**Task statement:** Write out every single entry exactly.

────────────────────

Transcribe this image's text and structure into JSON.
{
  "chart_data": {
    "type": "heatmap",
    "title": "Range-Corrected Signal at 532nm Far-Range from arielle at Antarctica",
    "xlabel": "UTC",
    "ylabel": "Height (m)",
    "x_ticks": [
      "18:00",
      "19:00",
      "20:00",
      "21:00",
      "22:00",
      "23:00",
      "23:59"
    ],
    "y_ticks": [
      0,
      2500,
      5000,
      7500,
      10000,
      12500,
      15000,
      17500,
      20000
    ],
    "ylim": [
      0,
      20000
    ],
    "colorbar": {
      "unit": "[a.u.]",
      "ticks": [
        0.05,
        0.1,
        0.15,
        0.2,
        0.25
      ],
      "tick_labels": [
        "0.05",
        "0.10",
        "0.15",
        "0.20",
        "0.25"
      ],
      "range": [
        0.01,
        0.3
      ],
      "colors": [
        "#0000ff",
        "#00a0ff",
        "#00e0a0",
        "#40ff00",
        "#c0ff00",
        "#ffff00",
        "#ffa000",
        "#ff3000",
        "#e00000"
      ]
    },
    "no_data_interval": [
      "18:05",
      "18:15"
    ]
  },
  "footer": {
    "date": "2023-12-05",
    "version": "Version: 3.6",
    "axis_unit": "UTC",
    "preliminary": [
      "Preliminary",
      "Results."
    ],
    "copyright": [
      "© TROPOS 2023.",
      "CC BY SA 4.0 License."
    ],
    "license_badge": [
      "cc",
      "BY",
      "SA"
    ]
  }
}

────────────────────

**Result for this task:**
Transcribe this image's text and structure into JSON.
{
  "chart_data": {
    "type": "heatmap",
    "title": "Range-Corrected Signal at 532nm Far-Range from arielle at Antarctica",
    "xlabel": "UTC",
    "ylabel": "Height (m)",
    "x_ticks": [
      "18:00",
      "19:00",
      "20:00",
      "21:00",
      "22:00",
      "23:00",
      "23:59"
    ],
    "y_ticks": [
      0,
      2500,
      5000,
      7500,
      10000,
      12500,
      15000,
      17500,
      20000
    ],
    "ylim": [
      0,
      20000
    ],
    "colorbar": {
      "unit": "[a.u.]",
      "ticks": [
        0.05,
        0.1,
        0.15,
        0.2,
        0.25
      ],
      "tick_labels": [
        "0.05",
        "0.10",
        "0.15",
        "0.20",
        "0.25"
      ],
      "range": [
        0.01,
        0.3
      ],
      "colors": [
        "#0000ff",
        "#00a0ff",
        "#00e0a0",
        "#40ff00",
        "#c0ff00",
        "#ffff00",
        "#ffa000",
        "#ff3000",
        "#e00000"
      ]
    },
    "no_data_interval": [
      "18:05",
      "18:15"
    ]
  },
  "footer": {
    "date": "2023-12-05",
    "version": "Version: 3.6",
    "axis_unit": "UTC",
    "preliminary": [
      "Preliminary",
      "Results."
    ],
    "copyright": [
      "© TROPOS 2023.",
      "CC BY SA 4.0 License."
    ],
    "license_badge": [
      "cc",
      "BY",
      "SA"
    ]
  }
}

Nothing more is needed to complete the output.